> Set problem
Take the material below and write it all out again exactly.
:::::
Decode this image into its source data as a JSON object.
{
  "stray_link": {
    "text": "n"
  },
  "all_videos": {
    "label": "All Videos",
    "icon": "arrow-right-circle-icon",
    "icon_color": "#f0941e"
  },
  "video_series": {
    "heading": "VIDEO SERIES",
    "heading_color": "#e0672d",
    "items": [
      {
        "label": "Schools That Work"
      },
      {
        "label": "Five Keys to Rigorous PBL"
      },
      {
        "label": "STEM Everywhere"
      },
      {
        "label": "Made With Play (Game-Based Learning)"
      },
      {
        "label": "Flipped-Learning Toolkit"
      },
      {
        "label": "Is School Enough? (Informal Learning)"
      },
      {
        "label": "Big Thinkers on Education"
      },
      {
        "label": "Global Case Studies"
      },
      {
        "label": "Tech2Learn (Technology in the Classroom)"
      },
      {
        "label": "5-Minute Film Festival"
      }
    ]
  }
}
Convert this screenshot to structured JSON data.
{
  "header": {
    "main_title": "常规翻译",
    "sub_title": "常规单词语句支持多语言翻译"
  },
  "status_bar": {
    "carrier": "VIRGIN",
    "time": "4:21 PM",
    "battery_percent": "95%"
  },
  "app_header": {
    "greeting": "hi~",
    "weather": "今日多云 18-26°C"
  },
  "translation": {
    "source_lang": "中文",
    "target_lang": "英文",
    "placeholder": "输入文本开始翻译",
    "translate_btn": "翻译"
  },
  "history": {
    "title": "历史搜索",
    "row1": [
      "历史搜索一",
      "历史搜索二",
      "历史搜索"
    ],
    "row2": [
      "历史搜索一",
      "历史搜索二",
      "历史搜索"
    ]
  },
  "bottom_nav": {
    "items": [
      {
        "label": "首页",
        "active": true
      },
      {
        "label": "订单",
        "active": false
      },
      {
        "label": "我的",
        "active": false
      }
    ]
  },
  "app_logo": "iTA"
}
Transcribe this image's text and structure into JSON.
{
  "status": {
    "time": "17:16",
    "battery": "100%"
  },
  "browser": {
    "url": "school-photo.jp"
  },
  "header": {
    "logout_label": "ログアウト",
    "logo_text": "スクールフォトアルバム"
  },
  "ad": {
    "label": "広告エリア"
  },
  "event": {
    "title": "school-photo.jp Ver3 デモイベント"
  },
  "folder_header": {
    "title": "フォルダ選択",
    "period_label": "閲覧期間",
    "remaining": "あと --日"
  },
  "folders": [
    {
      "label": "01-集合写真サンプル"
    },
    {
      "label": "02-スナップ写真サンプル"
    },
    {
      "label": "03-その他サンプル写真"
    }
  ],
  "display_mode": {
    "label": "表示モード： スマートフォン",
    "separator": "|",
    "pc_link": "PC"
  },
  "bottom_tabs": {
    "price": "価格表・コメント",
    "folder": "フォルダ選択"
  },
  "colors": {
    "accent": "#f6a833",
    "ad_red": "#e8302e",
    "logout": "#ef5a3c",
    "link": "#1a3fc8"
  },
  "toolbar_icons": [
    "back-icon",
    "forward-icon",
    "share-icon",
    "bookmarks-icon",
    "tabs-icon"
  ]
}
:::::
> The answer
Decode this image into its source data as a JSON object.
{
  "stray_link": {
    "text": "n"
  },
  "all_videos": {
    "label": "All Videos",
    "icon": "arrow-right-circle-icon",
    "icon_color": "#f0941e"
  },
  "video_series": {
    "heading": "VIDEO SERIES",
    "heading_color": "#e0672d",
    "items": [
      {
        "label": "Schools That Work"
      },
      {
        "label": "Five Keys to Rigorous PBL"
      },
      {
        "label": "STEM Everywhere"
      },
      {
        "label": "Made With Play (Game-Based Learning)"
      },
      {
        "label": "Flipped-Learning Toolkit"
      },
      {
        "label": "Is School Enough? (Informal Learning)"
      },
      {
        "label": "Big Thinkers on Education"
      },
      {
        "label": "Global Case Studies"
      },
      {
        "label": "Tech2Learn (Technology in the Classroom)"
      },
      {
        "label": "5-Minute Film Festival"
      }
    ]
  }
}
Convert this screenshot to structured JSON data.
{
  "header": {
    "main_title": "常规翻译",
    "sub_title": "常规单词语句支持多语言翻译"
  },
  "status_bar": {
    "carrier": "VIRGIN",
    "time": "4:21 PM",
    "battery_percent": "95%"
  },
  "app_header": {
    "greeting": "hi~",
    "weather": "今日多云 18-26°C"
  },
  "translation": {
    "source_lang": "中文",
    "target_lang": "英文",
    "placeholder": "输入文本开始翻译",
    "translate_btn": "翻译"
  },
  "history": {
    "title": "历史搜索",
    "row1": [
      "历史搜索一",
      "历史搜索二",
      "历史搜索"
    ],
    "row2": [
      "历史搜索一",
      "历史搜索二",
      "历史搜索"
    ]
  },
  "bottom_nav": {
    "items": [
      {
        "label": "首页",
        "active": true
      },
      {
        "label": "订单",
        "active": false
      },
      {
        "label": "我的",
        "active": false
      }
    ]
  },
  "app_logo": "iTA"
}
Transcribe this image's text and structure into JSON.
{
  "status": {
    "time": "17:16",
    "battery": "100%"
  },
  "browser": {
    "url": "school-photo.jp"
  },
  "header": {
    "logout_label": "ログアウト",
    "logo_text": "スクールフォトアルバム"
  },
  "ad": {
    "label": "広告エリア"
  },
  "event": {
    "title": "school-photo.jp Ver3 デモイベント"
  },
  "folder_header": {
    "title": "フォルダ選択",
    "period_label": "閲覧期間",
    "remaining": "あと --日"
  },
  "folders": [
    {
      "label": "01-集合写真サンプル"
    },
    {
      "label": "02-スナップ写真サンプル"
    },
    {
      "label": "03-その他サンプル写真"
    }
  ],
  "display_mode": {
    "label": "表示モード： スマートフォン",
    "separator": "|",
    "pc_link": "PC"
  },
  "bottom_tabs": {
    "price": "価格表・コメント",
    "folder": "フォルダ選択"
  },
  "colors": {
    "accent": "#f6a833",
    "ad_red": "#e8302e",
    "logout": "#ef5a3c",
    "link": "#1a3fc8"
  },
  "toolbar_icons": [
    "back-icon",
    "forward-icon",
    "share-icon",
    "bookmarks-icon",
    "tabs-icon"
  ]
}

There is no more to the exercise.